Problem details - Collect each line of the records containing the string "both".

▶

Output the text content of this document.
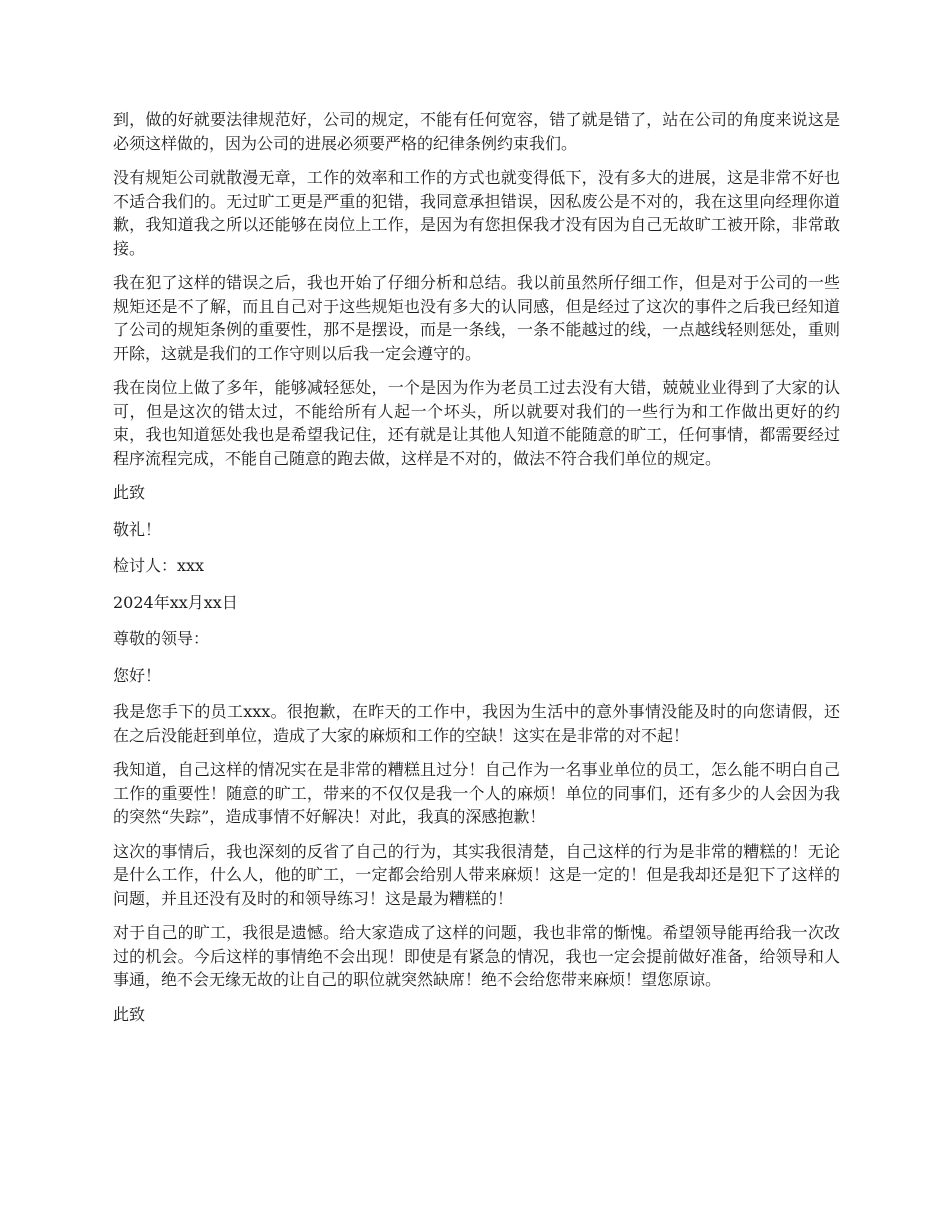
到，做的好就要法律规范好，公司的规定，不能有任何宽容，错了就是错了，站在公司的角度来说这是必须这样做的，因为公司的进展必须要严格的纪律条例约束我们。

没有规矩公司就散漫无章，工作的效率和工作的方式也就变得低下，没有多大的进展，这是非常不好也不适合我们的。无过旷工更是严重的犯错，我同意承担错误，因私废公是不对的，我在这里向经理你道歉，我知道我之所以还能够在岗位上工作，是因为有您担保我才没有因为自己无故旷工被开除，非常敢接。

我在犯了这样的错误之后，我也开始了仔细分析和总结。我以前虽然所仔细工作，但是对于公司的一些规矩还是不了解，而且自己对于这些规矩也没有多大的认同感，但是经过了这次的事件之后我已经知道了公司的规矩条例的重要性，那不是摆设，而是一条线，一条不能越过的线，一点越线轻则惩处，重则开除，这就是我们的工作守则以后我一定会遵守的。

我在岗位上做了多年，能够减轻惩处，一个是因为作为老员工过去没有大错，兢兢业业得到了大家的认可，但是这次的错太过，不能给所有人起一个坏头，所以就要对我们的一些行为和工作做出更好的约束，我也知道惩处我也是希望我记住，还有就是让其他人知道不能随意的旷工，任何事情，都需要经过程序流程完成，不能自己随意的跑去做，这样是不对的，做法不符合我们单位的规定。

此致

敬礼！

检讨人：xxx

2024年xx月xx日

尊敬的领导：

您好！

我是您手下的员工xxx。很抱歉，在昨天的工作中，我因为生活中的意外事情没能及时的向您请假，还在之后没能赶到单位，造成了大家的麻烦和工作的空缺！这实在是非常的对不起！

我知道，自己这样的情况实在是非常的糟糕且过分！自己作为一名事业单位的员工，怎么能不明白自己工作的重要性！随意的旷工，带来的不仅仅是我一个人的麻烦！单位的同事们，还有多少的人会因为我的突然“失踪”，造成事情不好解决！对此，我真的深感抱歉！

这次的事情后，我也深刻的反省了自己的行为，其实我很清楚，自己这样的行为是非常的糟糕的！无论是什么工作，什么人，他的旷工，一定都会给别人带来麻烦！这是一定的！但是我却还是犯下了这样的问题，并且还没有及时的和领导练习！这是最为糟糕的！

对于自己的旷工，我很是遗憾。给大家造成了这样的问题，我也非常的惭愧。希望领导能再给我一次改过的机会。今后这样的事情绝不会出现！即使是有紧急的情况，我也一定会提前做好准备，给领导和人事通，绝不会无缘无故的让自己的职位就突然缺席！绝不会给您带来麻烦！望您原谅。

此致
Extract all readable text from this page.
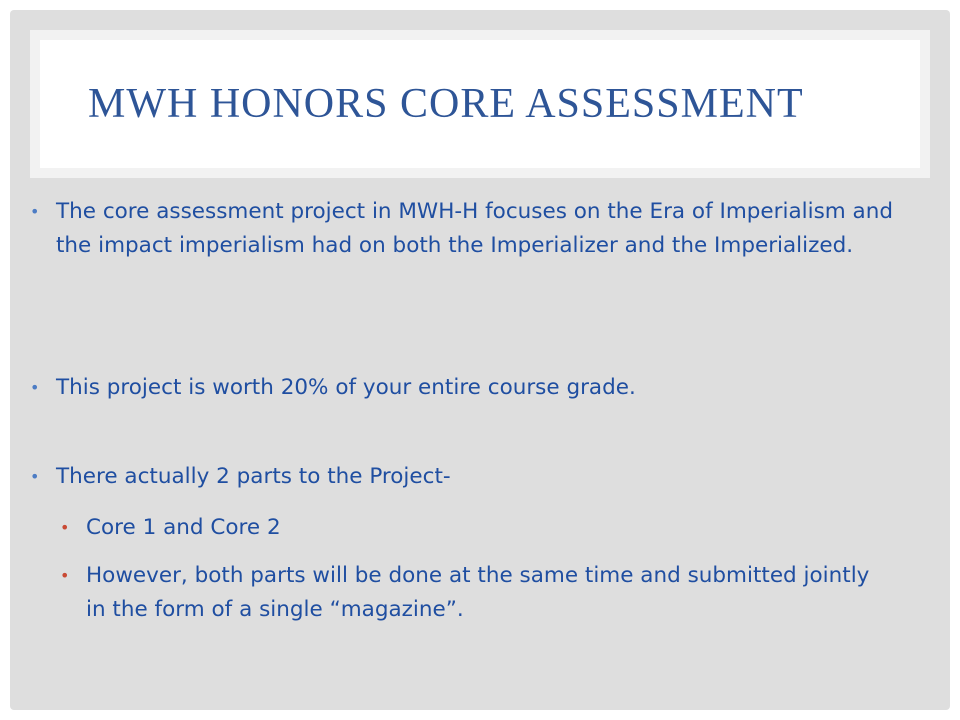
MWH HONORS CORE ASSESSMENT

• The core assessment project in MWH-H focuses on the Era of Imperialism and the impact imperialism had on both the Imperializer and the Imperialized.

• This project is worth 20% of your entire course grade.

• There actually 2 parts to the Project-

• Core 1 and Core 2

• However, both parts will be done at the same time and submitted jointly in the form of a single “magazine”.
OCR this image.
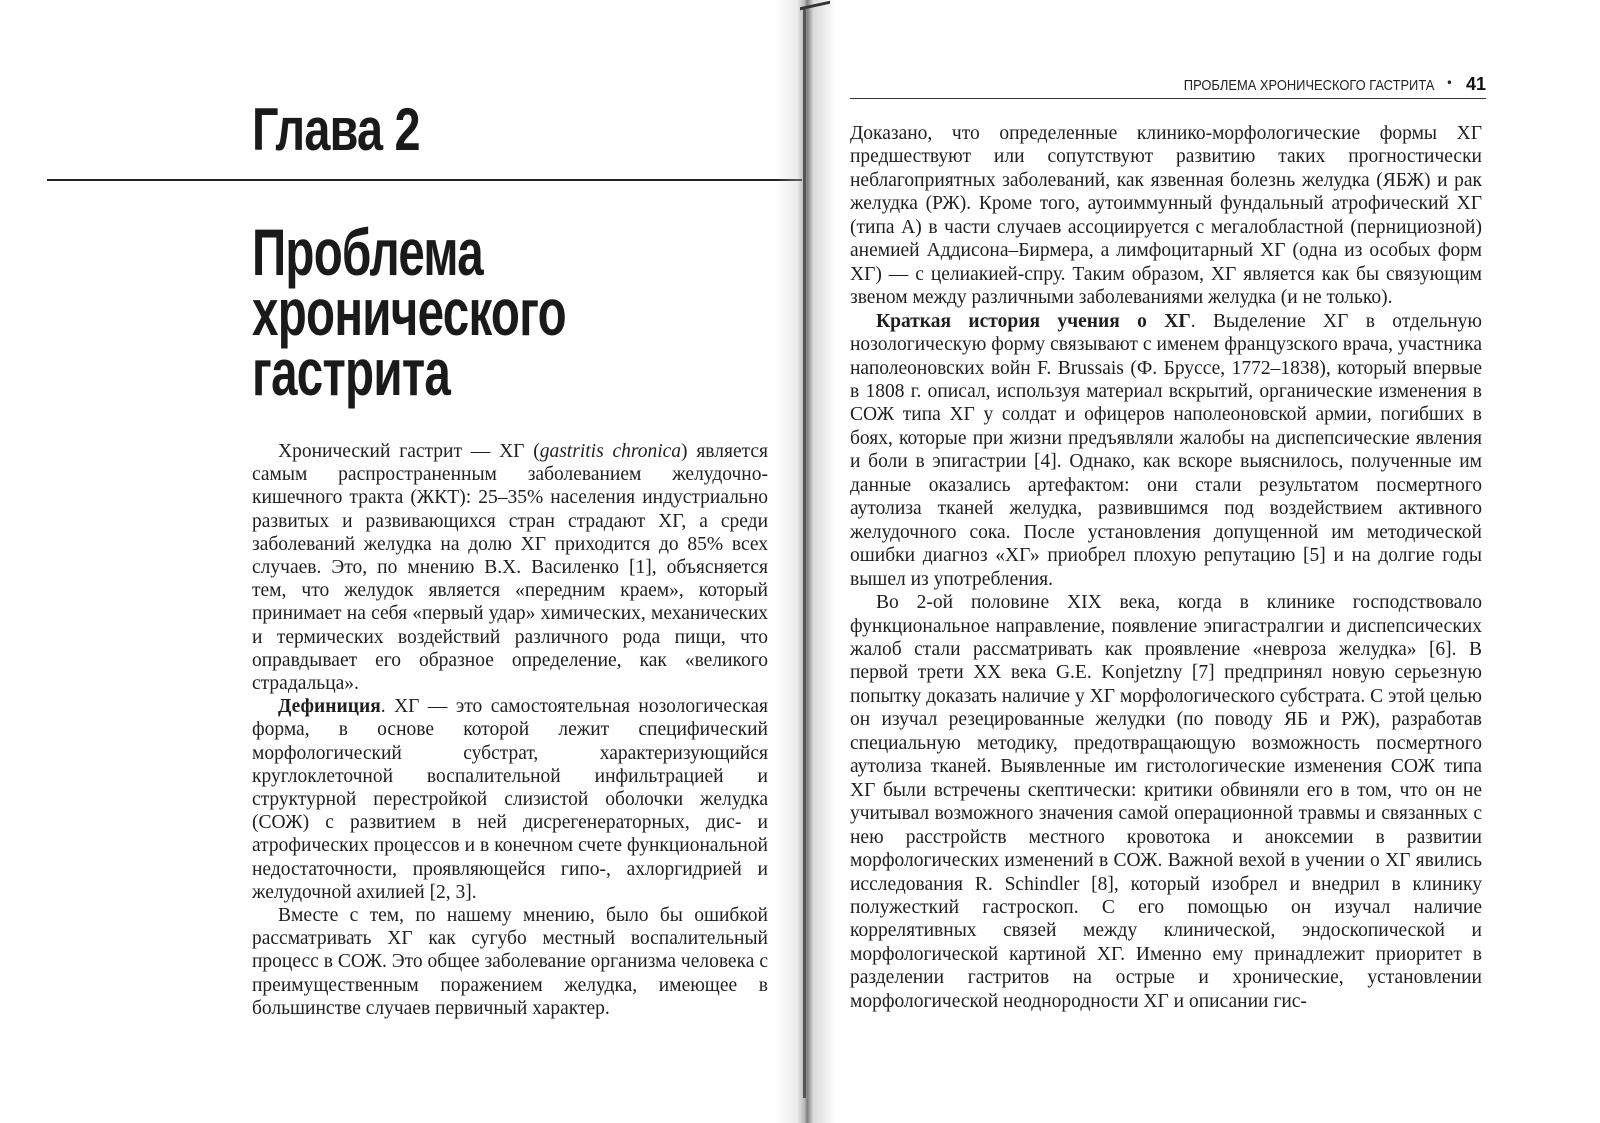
Глава 2
Проблема хронического гастрита

Хронический гастрит — ХГ (gastritis chronica) является самым распространенным заболеванием желудочно-кишечного тракта (ЖКТ): 25–35% населения индустриально развитых и развивающихся стран страдают ХГ, а среди заболеваний желудка на долю ХГ приходится до 85% всех случаев. Это, по мнению В.Х. Василенко [1], объясняется тем, что желудок является «передним краем», который принимает на себя «первый удар» химических, механических и термических воздействий различного рода пищи, что оправдывает его образное определение, как «великого страдальца».

Дефиниция. ХГ — это самостоятельная нозологическая форма, в основе которой лежит специфический морфологический субстрат, характеризующийся круглоклеточной воспалительной инфильтрацией и структурной перестройкой слизистой оболочки желудка (СОЖ) с развитием в ней дисрегенераторных, дис- и атрофических процессов и в конечном счете функциональной недостаточности, проявляющейся гипо-, ахлоргидрией и желудочной ахилией [2, 3].

Вместе с тем, по нашему мнению, было бы ошибкой рассматривать ХГ как сугубо местный воспалительный процесс в СОЖ. Это общее заболевание организма человека с преимущественным поражением желудка, имеющее в большинстве случаев первичный характер.

ПРОБЛЕМА ХРОНИЧЕСКОГО ГАСТРИТА • 41

Доказано, что определенные клинико-морфологические формы ХГ предшествуют или сопутствуют развитию таких прогностически неблагоприятных заболеваний, как язвенная болезнь желудка (ЯБЖ) и рак желудка (РЖ). Кроме того, аутоиммунный фундальный атрофический ХГ (типа А) в части случаев ассоциируется с мегалобластной (пернициозной) анемией Аддисона–Бирмера, а лимфоцитарный ХГ (одна из особых форм ХГ) — с целиакией-спру. Таким образом, ХГ является как бы связующим звеном между различными заболеваниями желудка (и не только).

Краткая история учения о ХГ. Выделение ХГ в отдельную нозологическую форму связывают с именем французского врача, участника наполеоновских войн F. Brussais (Ф. Бруссе, 1772–1838), который впервые в 1808 г. описал, используя материал вскрытий, органические изменения в СОЖ типа ХГ у солдат и офицеров наполеоновской армии, погибших в боях, которые при жизни предъявляли жалобы на диспепсические явления и боли в эпигастрии [4]. Однако, как вскоре выяснилось, полученные им данные оказались артефактом: они стали результатом посмертного аутолиза тканей желудка, развившимся под воздействием активного желудочного сока. После установления допущенной им методической ошибки диагноз «ХГ» приобрел плохую репутацию [5] и на долгие годы вышел из употребления.

Во 2-ой половине XIX века, когда в клинике господствовало функциональное направление, появление эпигастралгии и диспепсических жалоб стали рассматривать как проявление «невроза желудка» [6]. В первой трети XX века G.E. Konjetzny [7] предпринял новую серьезную попытку доказать наличие у ХГ морфологического субстрата. С этой целью он изучал резецированные желудки (по поводу ЯБ и РЖ), разработав специальную методику, предотвращающую возможность посмертного аутолиза тканей. Выявленные им гистологические изменения СОЖ типа ХГ были встречены скептически: критики обвиняли его в том, что он не учитывал возможного значения самой операционной травмы и связанных с нею расстройств местного кровотока и аноксемии в развитии морфологических изменений в СОЖ. Важной вехой в учении о ХГ явились исследования R. Schindler [8], который изобрел и внедрил в клинику полужесткий гастроскоп. С его помощью он изучал наличие коррелятивных связей между клинической, эндоскопической и морфологической картиной ХГ. Именно ему принадлежит приоритет в разделении гастритов на острые и хронические, установлении морфологической неоднородности ХГ и описании гис-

◀

Response for this exercise -
• The core assessment project in MWH-H focuses on the Era of Imperialism and the impact imperialism had on both the Imperializer and the Imperialized.
• However, both parts will be done at the same time and submitted jointly in the form of a single “magazine”.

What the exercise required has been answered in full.